* _Data excerpts_
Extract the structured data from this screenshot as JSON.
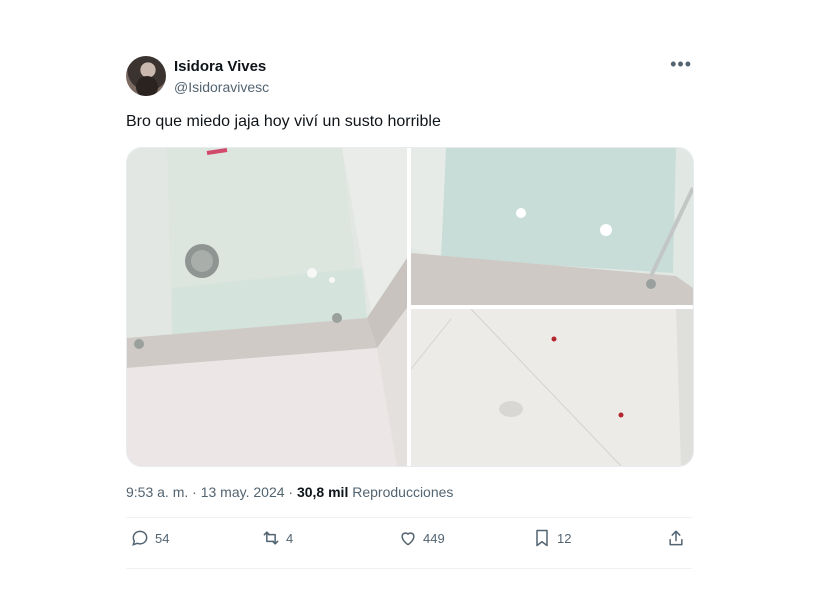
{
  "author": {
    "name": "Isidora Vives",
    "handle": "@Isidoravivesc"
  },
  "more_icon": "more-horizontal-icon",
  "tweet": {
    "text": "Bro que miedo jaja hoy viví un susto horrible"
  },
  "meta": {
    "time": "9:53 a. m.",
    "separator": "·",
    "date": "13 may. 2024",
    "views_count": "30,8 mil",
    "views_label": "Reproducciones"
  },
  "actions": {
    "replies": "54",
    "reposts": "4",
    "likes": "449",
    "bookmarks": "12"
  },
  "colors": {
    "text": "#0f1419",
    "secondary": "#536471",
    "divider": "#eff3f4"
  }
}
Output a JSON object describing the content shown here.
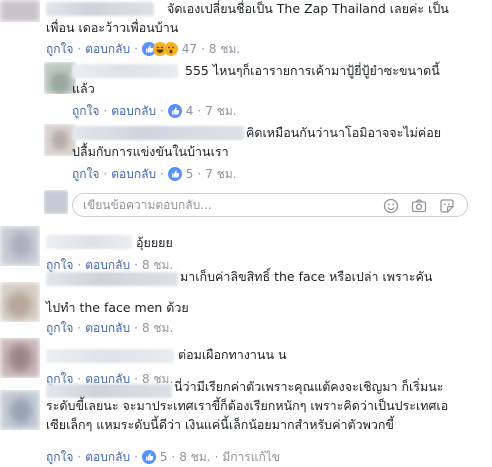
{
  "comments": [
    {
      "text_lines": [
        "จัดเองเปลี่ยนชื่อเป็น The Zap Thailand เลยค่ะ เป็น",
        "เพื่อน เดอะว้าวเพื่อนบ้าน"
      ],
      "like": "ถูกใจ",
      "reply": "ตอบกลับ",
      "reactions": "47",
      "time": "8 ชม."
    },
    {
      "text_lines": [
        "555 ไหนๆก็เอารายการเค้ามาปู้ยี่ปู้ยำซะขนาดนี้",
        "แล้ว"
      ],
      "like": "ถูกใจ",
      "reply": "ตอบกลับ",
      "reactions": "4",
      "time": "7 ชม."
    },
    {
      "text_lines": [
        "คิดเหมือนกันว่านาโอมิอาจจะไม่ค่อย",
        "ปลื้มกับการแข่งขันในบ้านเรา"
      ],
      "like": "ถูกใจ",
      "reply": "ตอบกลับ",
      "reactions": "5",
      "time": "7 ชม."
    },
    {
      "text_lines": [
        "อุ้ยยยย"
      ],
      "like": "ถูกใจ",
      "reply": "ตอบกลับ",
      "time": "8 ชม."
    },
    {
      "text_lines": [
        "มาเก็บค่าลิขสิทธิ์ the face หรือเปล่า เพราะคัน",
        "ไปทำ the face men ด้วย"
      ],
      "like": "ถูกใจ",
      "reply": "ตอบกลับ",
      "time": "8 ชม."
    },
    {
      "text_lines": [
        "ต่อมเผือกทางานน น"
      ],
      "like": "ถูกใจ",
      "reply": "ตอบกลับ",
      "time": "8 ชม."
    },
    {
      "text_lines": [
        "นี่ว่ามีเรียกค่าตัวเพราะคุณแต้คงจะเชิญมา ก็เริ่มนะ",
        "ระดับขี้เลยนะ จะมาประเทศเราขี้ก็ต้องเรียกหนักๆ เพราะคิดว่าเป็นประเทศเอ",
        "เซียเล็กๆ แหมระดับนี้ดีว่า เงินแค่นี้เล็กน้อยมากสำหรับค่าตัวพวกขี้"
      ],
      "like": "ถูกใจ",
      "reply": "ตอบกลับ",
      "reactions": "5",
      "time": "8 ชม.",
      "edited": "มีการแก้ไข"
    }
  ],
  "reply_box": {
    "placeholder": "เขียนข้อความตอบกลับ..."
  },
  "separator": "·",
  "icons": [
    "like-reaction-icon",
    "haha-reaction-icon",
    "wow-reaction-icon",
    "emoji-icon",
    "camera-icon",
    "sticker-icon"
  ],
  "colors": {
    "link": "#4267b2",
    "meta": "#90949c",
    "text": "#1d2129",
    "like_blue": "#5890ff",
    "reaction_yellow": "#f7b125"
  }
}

* _Your instructions_
Quote each entry above verbatim and drop the pictures.

* _Solved exercise_
Extract the structured data from this screenshot as JSON.
{
  "author": {
    "name": "Isidora Vives",
    "handle": "@Isidoravivesc"
  },
  "more_icon": "more-horizontal-icon",
  "tweet": {
    "text": "Bro que miedo jaja hoy viví un susto horrible"
  },
  "meta": {
    "time": "9:53 a. m.",
    "separator": "·",
    "date": "13 may. 2024",
    "views_count": "30,8 mil",
    "views_label": "Reproducciones"
  },
  "actions": {
    "replies": "54",
    "reposts": "4",
    "likes": "449",
    "bookmarks": "12"
  },
  "colors": {
    "text": "#0f1419",
    "secondary": "#536471",
    "divider": "#eff3f4"
  }
}
Output a JSON object describing the content shown here.
{
  "comments": [
    {
      "text_lines": [
        "จัดเองเปลี่ยนชื่อเป็น The Zap Thailand เลยค่ะ เป็น",
        "เพื่อน เดอะว้าวเพื่อนบ้าน"
      ],
      "like": "ถูกใจ",
      "reply": "ตอบกลับ",
      "reactions": "47",
      "time": "8 ชม."
    },
    {
      "text_lines": [
        "555 ไหนๆก็เอารายการเค้ามาปู้ยี่ปู้ยำซะขนาดนี้",
        "แล้ว"
      ],
      "like": "ถูกใจ",
      "reply": "ตอบกลับ",
      "reactions": "4",
      "time": "7 ชม."
    },
    {
      "text_lines": [
        "คิดเหมือนกันว่านาโอมิอาจจะไม่ค่อย",
        "ปลื้มกับการแข่งขันในบ้านเรา"
      ],
      "like": "ถูกใจ",
      "reply": "ตอบกลับ",
      "reactions": "5",
      "time": "7 ชม."
    },
    {
      "text_lines": [
        "อุ้ยยยย"
      ],
      "like": "ถูกใจ",
      "reply": "ตอบกลับ",
      "time": "8 ชม."
    },
    {
      "text_lines": [
        "มาเก็บค่าลิขสิทธิ์ the face หรือเปล่า เพราะคัน",
        "ไปทำ the face men ด้วย"
      ],
      "like": "ถูกใจ",
      "reply": "ตอบกลับ",
      "time": "8 ชม."
    },
    {
      "text_lines": [
        "ต่อมเผือกทางานน น"
      ],
      "like": "ถูกใจ",
      "reply": "ตอบกลับ",
      "time": "8 ชม."
    },
    {
      "text_lines": [
        "นี่ว่ามีเรียกค่าตัวเพราะคุณแต้คงจะเชิญมา ก็เริ่มนะ",
        "ระดับขี้เลยนะ จะมาประเทศเราขี้ก็ต้องเรียกหนักๆ เพราะคิดว่าเป็นประเทศเอ",
        "เซียเล็กๆ แหมระดับนี้ดีว่า เงินแค่นี้เล็กน้อยมากสำหรับค่าตัวพวกขี้"
      ],
      "like": "ถูกใจ",
      "reply": "ตอบกลับ",
      "reactions": "5",
      "time": "8 ชม.",
      "edited": "มีการแก้ไข"
    }
  ],
  "reply_box": {
    "placeholder": "เขียนข้อความตอบกลับ..."
  },
  "separator": "·",
  "icons": [
    "like-reaction-icon",
    "haha-reaction-icon",
    "wow-reaction-icon",
    "emoji-icon",
    "camera-icon",
    "sticker-icon"
  ],
  "colors": {
    "link": "#4267b2",
    "meta": "#90949c",
    "text": "#1d2129",
    "like_blue": "#5890ff",
    "reaction_yellow": "#f7b125"
  }
}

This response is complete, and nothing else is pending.